──────── TRECHO DO DOCUMENTO ────────
São considerados precatórios de natureza "alimentar" ou "alimentícia" aqueles decorrentes de condenações envolvendo salários, vencimentos, proventos, pensões, benefícios previdenciários e indenizações por morte ou invalidez.
Depois, vêm os precatórios chamados "comuns". Eles são decorrentes, por exemplo, de processos relacionados a desapropriações, tributos, indenização por dano moral e outros, em que os pagamentos são realizados em observação à ordem cronológica de apresentação dos casos.
Trata-se de uma espécie de fila de espera. À medida que cada precatório vai sendo expedido, passa a ocupar lugar na lista e, havendo recurso disponível – quando há recebimento de depósitos das entidades devedoras, como a União, por exemplo –, o presidente do tribunal paga os primeiros da fila.
Quem determinou o pagamento dos precatórios para 2022?
Todos os tribunais podem emitir precatórios. Os valores podem variar muito de um ano para outro, pois dependem do que será julgado, das vitórias e derrotas do Executivo, e da data de julgamento.
Segundo relação fornecida pelo Ministério da Economia, os precatórios emitidos entre 2 de julho de 2020 e 1º de julho de 2021, que devem ser pagos em 2022, são de responsabilidade dos seguintes tribunais:
- O STF emitiu oito precatórios a serem pagos em 2022, com valor total de R$ 17,259 bilhões. A maior parte desse valor (R$ 15,5 bilhões) é de dívidas do governo federal com estados, referentes ao antigo Fundo de Manutenção e Desenvolvimento do Ensino Fundamental e de Valorização do Magistério (Fundef).
──────── TRECHOS DE DADOS ────────
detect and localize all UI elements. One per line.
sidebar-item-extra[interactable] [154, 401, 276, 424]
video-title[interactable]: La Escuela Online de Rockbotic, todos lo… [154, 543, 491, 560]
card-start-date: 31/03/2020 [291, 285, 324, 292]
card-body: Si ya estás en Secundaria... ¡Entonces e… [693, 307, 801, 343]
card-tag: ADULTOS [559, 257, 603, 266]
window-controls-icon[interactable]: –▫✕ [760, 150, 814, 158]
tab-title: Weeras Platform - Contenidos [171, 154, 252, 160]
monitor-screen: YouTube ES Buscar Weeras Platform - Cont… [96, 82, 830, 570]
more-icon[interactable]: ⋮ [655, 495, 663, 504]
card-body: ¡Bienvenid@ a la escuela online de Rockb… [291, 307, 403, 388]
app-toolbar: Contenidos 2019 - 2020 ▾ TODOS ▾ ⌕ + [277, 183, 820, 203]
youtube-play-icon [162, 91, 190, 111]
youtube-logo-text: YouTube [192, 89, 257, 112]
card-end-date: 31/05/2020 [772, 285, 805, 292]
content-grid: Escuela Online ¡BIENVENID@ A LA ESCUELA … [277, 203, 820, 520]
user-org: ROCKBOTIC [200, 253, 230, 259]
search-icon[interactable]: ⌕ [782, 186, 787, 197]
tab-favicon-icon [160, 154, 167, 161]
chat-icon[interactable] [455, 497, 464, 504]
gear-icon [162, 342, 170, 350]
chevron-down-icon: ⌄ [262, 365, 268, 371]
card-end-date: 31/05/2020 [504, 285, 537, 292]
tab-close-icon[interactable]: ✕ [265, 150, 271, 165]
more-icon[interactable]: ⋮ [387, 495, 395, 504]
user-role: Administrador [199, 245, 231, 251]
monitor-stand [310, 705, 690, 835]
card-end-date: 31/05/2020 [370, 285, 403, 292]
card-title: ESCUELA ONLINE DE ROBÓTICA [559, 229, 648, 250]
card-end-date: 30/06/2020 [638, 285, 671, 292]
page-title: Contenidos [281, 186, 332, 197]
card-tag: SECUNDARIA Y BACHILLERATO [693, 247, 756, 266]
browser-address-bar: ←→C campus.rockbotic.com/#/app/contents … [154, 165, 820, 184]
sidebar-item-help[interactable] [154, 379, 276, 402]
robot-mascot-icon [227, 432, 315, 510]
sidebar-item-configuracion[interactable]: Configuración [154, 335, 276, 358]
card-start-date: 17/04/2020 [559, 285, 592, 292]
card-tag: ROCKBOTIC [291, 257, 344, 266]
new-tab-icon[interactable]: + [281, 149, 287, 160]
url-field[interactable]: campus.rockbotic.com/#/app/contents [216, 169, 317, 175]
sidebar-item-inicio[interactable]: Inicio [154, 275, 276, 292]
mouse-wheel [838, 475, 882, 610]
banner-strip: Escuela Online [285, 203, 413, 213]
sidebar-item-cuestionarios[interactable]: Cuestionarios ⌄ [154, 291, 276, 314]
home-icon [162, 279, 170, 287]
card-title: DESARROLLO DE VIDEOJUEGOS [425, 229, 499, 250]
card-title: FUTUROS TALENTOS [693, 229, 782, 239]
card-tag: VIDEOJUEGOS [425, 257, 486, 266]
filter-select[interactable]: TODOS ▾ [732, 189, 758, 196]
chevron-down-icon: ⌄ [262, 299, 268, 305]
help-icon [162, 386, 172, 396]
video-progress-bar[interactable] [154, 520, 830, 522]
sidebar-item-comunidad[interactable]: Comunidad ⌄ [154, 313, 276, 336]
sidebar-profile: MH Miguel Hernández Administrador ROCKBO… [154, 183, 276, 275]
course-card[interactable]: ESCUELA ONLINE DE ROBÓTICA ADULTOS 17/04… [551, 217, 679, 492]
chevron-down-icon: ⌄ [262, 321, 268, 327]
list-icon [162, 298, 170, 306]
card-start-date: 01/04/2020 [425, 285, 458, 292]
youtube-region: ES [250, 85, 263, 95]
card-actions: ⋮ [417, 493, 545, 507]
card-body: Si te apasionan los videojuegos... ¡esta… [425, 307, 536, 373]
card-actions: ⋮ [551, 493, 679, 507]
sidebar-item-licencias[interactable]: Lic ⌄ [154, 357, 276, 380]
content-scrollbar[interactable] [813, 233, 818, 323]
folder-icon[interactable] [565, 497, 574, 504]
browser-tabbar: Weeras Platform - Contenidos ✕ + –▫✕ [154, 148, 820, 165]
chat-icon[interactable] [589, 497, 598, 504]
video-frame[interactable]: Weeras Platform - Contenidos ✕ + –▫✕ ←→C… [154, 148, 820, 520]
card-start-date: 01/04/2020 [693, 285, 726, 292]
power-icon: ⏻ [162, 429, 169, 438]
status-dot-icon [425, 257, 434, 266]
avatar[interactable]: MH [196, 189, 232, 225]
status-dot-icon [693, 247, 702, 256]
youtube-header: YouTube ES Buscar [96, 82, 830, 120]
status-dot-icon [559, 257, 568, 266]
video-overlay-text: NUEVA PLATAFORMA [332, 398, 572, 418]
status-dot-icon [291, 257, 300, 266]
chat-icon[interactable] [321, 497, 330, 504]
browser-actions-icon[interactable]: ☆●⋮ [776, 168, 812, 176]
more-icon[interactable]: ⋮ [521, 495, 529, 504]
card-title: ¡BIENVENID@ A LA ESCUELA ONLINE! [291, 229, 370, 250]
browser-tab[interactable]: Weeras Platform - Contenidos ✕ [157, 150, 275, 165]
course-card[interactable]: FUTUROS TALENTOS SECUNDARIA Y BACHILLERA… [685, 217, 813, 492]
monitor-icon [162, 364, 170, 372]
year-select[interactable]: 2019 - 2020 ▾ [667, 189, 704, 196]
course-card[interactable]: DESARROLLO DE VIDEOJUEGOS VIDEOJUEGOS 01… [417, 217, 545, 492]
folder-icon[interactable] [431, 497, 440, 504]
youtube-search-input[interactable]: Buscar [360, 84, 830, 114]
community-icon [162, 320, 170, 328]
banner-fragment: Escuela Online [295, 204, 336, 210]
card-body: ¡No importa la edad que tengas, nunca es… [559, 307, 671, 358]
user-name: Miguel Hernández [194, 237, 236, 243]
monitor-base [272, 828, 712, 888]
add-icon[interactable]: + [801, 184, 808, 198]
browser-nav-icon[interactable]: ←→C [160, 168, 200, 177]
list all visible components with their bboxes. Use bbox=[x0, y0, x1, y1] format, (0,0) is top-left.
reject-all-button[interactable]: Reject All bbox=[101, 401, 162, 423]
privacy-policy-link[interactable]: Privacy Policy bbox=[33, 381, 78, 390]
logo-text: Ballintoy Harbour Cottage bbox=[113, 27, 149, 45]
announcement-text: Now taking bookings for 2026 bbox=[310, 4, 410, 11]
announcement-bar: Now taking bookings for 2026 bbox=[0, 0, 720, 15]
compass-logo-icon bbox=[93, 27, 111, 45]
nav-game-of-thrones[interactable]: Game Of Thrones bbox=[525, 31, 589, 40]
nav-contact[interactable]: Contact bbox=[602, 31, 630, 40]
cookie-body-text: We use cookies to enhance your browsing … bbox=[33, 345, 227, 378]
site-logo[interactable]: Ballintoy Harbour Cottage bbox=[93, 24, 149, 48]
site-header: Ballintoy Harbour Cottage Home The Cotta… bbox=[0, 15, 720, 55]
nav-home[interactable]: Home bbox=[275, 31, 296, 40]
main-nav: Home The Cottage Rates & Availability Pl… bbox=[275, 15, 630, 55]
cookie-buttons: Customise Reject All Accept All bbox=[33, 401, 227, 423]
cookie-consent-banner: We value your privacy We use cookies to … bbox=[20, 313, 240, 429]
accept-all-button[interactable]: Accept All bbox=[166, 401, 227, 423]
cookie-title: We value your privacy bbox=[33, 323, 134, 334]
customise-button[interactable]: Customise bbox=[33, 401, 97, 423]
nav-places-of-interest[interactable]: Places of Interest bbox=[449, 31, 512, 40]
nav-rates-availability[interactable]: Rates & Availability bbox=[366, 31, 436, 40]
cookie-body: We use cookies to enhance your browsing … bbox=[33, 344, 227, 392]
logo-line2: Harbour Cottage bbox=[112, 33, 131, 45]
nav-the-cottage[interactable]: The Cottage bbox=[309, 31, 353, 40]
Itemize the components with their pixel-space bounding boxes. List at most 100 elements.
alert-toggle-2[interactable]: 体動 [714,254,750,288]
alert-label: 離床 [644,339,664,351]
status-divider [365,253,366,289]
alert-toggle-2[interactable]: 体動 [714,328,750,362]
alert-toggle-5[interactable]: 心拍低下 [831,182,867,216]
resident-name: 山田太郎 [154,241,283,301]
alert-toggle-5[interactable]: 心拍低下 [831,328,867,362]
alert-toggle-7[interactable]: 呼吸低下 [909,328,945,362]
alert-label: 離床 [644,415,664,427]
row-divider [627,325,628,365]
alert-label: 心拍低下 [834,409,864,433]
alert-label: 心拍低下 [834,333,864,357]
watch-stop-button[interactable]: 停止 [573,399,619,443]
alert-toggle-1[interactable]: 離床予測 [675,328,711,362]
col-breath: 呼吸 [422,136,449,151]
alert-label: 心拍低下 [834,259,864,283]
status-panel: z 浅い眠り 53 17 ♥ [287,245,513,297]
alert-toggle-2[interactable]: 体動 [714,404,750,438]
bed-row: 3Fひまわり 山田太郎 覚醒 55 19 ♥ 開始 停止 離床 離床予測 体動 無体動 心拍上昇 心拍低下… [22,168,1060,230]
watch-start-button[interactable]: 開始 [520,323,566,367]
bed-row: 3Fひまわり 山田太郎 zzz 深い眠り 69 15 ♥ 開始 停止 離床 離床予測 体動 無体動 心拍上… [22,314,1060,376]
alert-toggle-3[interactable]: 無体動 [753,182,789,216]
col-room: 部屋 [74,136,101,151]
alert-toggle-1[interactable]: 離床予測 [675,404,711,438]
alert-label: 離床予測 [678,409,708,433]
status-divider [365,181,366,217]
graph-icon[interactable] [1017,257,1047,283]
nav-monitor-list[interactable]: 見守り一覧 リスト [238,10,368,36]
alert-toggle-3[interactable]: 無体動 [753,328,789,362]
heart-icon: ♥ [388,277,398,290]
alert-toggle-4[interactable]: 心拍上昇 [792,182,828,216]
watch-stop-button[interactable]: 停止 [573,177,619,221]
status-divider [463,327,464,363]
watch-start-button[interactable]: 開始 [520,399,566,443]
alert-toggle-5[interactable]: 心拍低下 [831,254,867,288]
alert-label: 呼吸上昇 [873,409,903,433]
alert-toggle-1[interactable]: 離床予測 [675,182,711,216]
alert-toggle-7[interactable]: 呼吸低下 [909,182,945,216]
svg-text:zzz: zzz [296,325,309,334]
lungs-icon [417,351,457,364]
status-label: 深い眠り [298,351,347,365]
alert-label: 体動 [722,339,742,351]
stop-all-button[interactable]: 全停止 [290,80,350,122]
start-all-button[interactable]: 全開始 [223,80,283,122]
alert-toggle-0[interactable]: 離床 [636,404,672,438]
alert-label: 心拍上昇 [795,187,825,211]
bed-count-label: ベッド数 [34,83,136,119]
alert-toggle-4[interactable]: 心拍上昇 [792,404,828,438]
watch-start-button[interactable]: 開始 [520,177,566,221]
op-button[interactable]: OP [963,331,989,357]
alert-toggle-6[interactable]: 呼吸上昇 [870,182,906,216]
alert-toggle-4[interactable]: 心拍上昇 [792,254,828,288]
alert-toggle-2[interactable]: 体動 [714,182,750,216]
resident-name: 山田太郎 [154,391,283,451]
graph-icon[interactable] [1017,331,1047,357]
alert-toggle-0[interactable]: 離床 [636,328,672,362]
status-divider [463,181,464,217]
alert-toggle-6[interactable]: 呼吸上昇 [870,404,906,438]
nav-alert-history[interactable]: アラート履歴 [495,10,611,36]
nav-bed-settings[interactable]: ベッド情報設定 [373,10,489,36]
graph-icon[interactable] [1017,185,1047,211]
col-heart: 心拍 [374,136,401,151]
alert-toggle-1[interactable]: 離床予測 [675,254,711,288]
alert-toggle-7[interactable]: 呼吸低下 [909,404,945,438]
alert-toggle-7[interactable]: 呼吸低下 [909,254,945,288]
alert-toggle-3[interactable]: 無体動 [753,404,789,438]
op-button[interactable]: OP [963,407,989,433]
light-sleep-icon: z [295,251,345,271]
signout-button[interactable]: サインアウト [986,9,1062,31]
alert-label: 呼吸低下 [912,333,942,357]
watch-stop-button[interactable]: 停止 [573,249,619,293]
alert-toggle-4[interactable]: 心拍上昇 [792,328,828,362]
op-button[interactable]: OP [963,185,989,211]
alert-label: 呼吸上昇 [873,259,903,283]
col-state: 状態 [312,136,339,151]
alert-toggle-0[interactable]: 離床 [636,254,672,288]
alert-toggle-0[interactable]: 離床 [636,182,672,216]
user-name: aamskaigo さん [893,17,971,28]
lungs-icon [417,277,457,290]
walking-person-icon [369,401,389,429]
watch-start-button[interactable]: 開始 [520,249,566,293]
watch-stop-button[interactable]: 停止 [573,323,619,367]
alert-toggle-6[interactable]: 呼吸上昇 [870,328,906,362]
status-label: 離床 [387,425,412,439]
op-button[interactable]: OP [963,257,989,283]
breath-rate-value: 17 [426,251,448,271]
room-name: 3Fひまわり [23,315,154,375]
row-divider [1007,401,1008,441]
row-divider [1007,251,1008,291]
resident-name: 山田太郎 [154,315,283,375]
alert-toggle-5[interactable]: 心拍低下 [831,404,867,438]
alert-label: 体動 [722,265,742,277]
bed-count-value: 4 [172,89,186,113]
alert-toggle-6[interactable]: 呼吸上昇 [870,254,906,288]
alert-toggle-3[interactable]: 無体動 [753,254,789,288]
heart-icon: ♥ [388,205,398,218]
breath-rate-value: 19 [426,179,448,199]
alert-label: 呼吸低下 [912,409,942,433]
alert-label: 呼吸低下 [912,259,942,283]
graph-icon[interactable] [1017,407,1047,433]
────────
**O QUE FAZER**
1. Reescreva a parte do texto sobre precatórios que começa com "Segundo relação fornecida" e termina com "do Magistério (Fundef).", trocando "Ministério da Economia" por "Tesouro Nacional".
2. Liste os tipos de condenação que, segundo o texto sobre precatórios, dão origem aos precatórios de natureza alimentar.
3. Escreva a continuação do texto sobre precatórios a partir do ponto em que ele termina.

**RESPOSTAS DO EXERCÍCIO**
1.
Segundo relação fornecida pelo Tesouro Nacional, os precatórios emitidos entre 2 de julho de 2020 e 1º de julho de 2021, que devem ser pagos em 2022, são de responsabilidade dos seguintes tribunais:
- O STF emitiu oito precatórios a serem pagos em 2022, com valor total de R$ 17,259 bilhões. A maior parte desse valor (R$ 15,5 bilhões) é de dívidas do governo federal com estados, referentes ao antigo Fundo de Manutenção e Desenvolvimento do Ensino Fundamental e de Valorização do Magistério (Fundef).

2.
- salários
- vencimentos
- proventos
- pensões
- benefícios previdenciários
- indenizações por morte ou invalidez

3.
- O Superior Tribunal de Justiça (STJ) encaminhou requisição de pagamento de 1.940 precatórios em 2022, com valor total de R$ 839,8 milhões
- A Justiça Federal julgou casos que resultaram em 144.259 precatórios a serem pagos à União em 2022, no valor de R$ 46,522 bilhões
- A Justiça do Trabalho emitiu 1.403 precatórios que somam R$ 302,3 milhões
- A Justiça do Distrito Federal e Territórios emitiu 38 precatórios, de R$ 5,3 milhões ao todo
- As Justiças Estaduais, por sua vez, encaminharam ao governo federal requisição de pagamento de 10.057 precatórios, com valor total de R$ 1,386 bilhão
- Os precatórios citados acima somam R$ 66,3 bilhões. Os R$ 22,8 bilhões restantes a serem pagos em 2022 correspondem, segundo o Ministério da Economia, a "requisições de pequeno valor (RPVs) e outras sentenças judiciais". A pasta não informou os dados concretos, mas afirmou que pelo menos R$ 828 milhões dizem respeito a sentenças de empresas estatais e R$ 1,5 bilhão de "outras sentenças", sem especificar.
As ações estão sendo julgadas mais rapidamente?
Em setembro, o então secretário especial do Tesouro e Orçamento do Ministério da Economia, Bruno Funchal, disse à Comissão de Constituição e Justiça (CCJ) da Câmara dos Deputados que aumentou a velocidade de tramitação dos precatórios na Justiça.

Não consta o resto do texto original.